Zarpen. In Zarpen hat die „solidarische Landwirtschaft“ das erste Jahr gemeistert. Die Zeichen für die 42 Mitglieder stehen auf Wachstum.

Auberginen, Tomaten, Gurken, Salat und andere gesunde Köstlichkeiten soweit das Auge reicht: Auf einer Fläche von 10.000 Quadratmetern hat Stormarns einzige solidarische Landwirtschaft, kurz Solawi, in diesem Jahr zum ersten Mal Gemüse angebaut und Körbe voll geerntet. Das erste Jahr hat die 42-köpfige Gemeinschaft namens „Junges Gemüse“ also bisher gut gemeistert, und schon jetzt wird mit dem Gedanken gespielt, neue Mitglieder aufzunehmen. Ein weiteres Ziel der Gründer: ein Vorbild für weitere Solawis in Stormarn zu sein.
---------------
◆ AUFGABE A:
Gib aus dem Artikel über die solidarische Landwirtschaft in Zarpen den Abschnitt wörtlich wieder, beginnend bei „Zarpen. In Zarpen“ und endend bei „Stormarn zu sein.“.
---------------
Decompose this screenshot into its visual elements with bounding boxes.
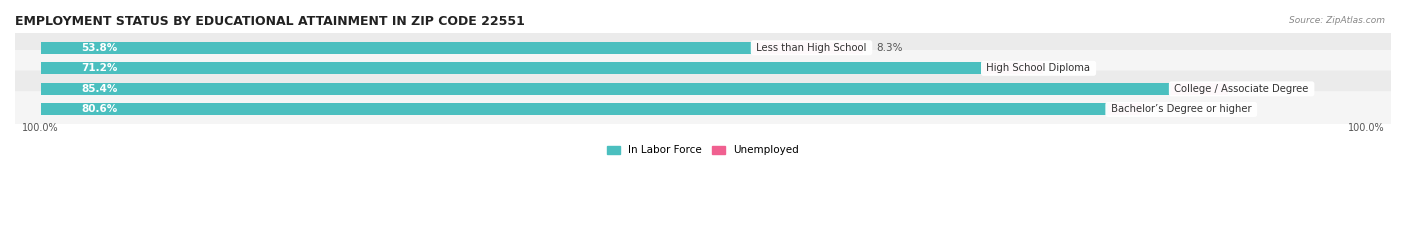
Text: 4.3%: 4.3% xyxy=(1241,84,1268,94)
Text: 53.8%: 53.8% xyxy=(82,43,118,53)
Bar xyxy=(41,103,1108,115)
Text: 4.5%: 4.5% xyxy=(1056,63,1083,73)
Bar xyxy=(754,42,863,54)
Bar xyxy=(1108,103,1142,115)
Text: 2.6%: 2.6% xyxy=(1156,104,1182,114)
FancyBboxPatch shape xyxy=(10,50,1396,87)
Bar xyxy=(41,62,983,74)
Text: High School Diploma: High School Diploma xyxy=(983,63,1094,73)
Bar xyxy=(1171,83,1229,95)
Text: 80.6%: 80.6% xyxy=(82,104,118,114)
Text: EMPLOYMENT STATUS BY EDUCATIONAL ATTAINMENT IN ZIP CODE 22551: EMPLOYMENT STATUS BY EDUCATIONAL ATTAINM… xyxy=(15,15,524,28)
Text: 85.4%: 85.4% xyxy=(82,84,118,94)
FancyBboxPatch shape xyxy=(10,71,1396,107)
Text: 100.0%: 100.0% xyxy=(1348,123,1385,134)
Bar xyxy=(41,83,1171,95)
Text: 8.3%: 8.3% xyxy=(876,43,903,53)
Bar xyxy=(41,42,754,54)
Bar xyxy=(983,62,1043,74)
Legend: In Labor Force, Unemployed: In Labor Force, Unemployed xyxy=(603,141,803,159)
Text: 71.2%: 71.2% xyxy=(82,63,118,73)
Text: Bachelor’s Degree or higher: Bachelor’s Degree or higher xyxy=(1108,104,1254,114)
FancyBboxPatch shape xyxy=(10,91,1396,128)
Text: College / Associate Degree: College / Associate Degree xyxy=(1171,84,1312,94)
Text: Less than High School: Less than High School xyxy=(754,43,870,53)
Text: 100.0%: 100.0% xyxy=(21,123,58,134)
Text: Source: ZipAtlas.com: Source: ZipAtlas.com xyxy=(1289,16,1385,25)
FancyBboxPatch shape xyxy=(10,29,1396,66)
---------------
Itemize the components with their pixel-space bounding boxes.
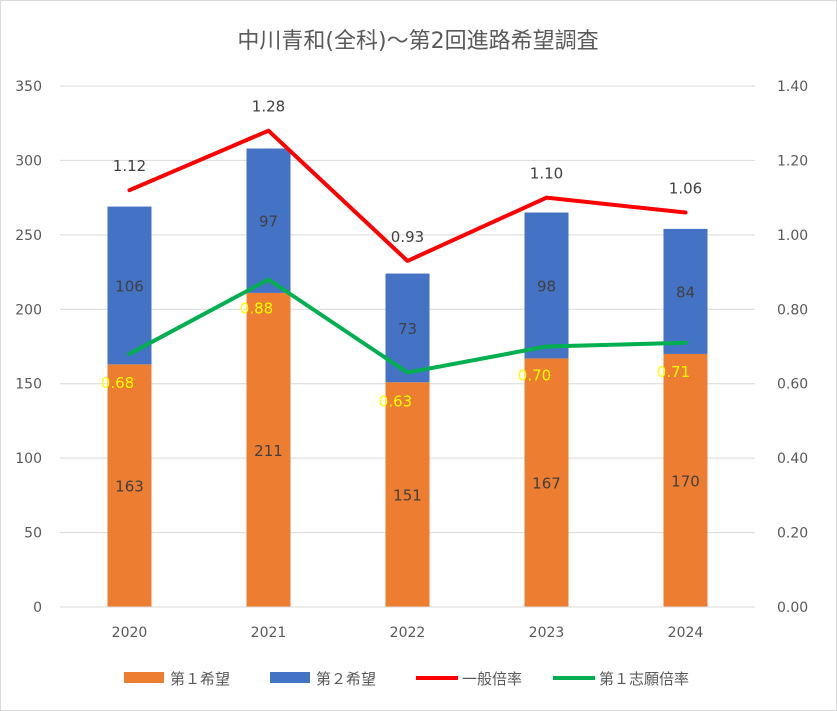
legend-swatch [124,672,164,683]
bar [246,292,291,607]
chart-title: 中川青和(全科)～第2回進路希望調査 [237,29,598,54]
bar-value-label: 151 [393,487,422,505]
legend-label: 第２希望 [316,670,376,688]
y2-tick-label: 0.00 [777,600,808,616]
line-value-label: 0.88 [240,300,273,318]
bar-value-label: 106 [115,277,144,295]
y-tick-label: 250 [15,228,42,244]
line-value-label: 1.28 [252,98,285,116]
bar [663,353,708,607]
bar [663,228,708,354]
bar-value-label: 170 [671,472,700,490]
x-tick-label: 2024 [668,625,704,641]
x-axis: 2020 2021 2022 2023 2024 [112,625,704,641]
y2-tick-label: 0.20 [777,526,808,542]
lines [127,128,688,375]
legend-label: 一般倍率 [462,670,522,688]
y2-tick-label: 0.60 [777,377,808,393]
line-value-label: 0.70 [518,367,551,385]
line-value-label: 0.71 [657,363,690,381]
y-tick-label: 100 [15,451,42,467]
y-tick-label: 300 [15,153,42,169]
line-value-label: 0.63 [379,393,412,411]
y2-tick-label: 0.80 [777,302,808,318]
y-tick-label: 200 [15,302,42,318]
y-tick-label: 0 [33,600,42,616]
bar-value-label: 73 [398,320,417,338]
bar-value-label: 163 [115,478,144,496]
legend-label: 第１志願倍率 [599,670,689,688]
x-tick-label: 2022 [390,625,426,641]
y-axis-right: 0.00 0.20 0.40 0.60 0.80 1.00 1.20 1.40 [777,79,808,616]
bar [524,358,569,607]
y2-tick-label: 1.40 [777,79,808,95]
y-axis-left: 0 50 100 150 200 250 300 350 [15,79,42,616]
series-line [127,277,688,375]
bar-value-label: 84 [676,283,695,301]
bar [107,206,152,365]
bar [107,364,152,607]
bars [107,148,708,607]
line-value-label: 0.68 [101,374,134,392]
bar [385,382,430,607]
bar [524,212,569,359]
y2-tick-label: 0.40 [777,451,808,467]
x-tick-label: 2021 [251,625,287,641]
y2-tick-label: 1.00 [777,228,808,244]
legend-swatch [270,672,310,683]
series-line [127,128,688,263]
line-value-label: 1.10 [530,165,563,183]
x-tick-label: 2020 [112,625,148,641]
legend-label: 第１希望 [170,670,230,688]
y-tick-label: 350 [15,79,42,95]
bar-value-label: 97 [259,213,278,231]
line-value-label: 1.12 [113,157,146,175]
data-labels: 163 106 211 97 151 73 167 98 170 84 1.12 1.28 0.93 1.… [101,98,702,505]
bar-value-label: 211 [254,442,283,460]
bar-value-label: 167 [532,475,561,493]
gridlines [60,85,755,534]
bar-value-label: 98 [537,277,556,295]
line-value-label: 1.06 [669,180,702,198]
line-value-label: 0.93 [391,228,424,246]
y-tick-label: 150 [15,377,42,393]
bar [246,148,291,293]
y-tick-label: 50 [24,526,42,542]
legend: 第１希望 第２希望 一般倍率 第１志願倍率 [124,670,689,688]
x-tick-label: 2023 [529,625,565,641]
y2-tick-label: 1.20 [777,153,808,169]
---------------
◆ AUFGABE B:
Tausche in den Zeilen, beginnend mit der Zeile, die „Text: 4.3%: 4.3% xyxy=(1241,84,1268,94)“ enthält, und endend mit der Zeile, die „Bar xyxy=(1171,83,1229,95)“ enthält, „Bar“ gegen „Balken“ aus und lass alles andere unverändert. Gib nur diese Zeilen aus.

◆ ERGEBNIS A:
Zarpen. In Zarpen hat die „solidarische Landwirtschaft“ das erste Jahr gemeistert. Die Zeichen für die 42 Mitglieder stehen auf Wachstum.

Auberginen, Tomaten, Gurken, Salat und andere gesunde Köstlichkeiten soweit das Auge reicht: Auf einer Fläche von 10.000 Quadratmetern hat Stormarns einzige solidarische Landwirtschaft, kurz Solawi, in diesem Jahr zum ersten Mal Gemüse angebaut und Körbe voll geerntet. Das erste Jahr hat die 42-köpfige Gemeinschaft namens „Junges Gemüse“ also bisher gut gemeistert, und schon jetzt wird mit dem Gedanken gespielt, neue Mitglieder aufzunehmen. Ein weiteres Ziel der Gründer: ein Vorbild für weitere Solawis in Stormarn zu sein.

◆ ERGEBNIS B:
Text: 4.3%: 4.3% xyxy=(1241,84,1268,94)
Text: 53.8%: 53.8% xyxy=(82,43,118,53)
Balken xyxy=(41,103,1108,115)
Text: 4.5%: 4.5% xyxy=(1056,63,1083,73)
Balken xyxy=(754,42,863,54)
Balken xyxy=(1108,103,1142,115)
Text: 2.6%: 2.6% xyxy=(1156,104,1182,114)
FancyBboxPatch shape xyxy=(10,50,1396,87)
Balken xyxy=(41,62,983,74)
Text: High School Diploma: High School Diploma xyxy=(983,63,1094,73)
Balken xyxy=(1171,83,1229,95)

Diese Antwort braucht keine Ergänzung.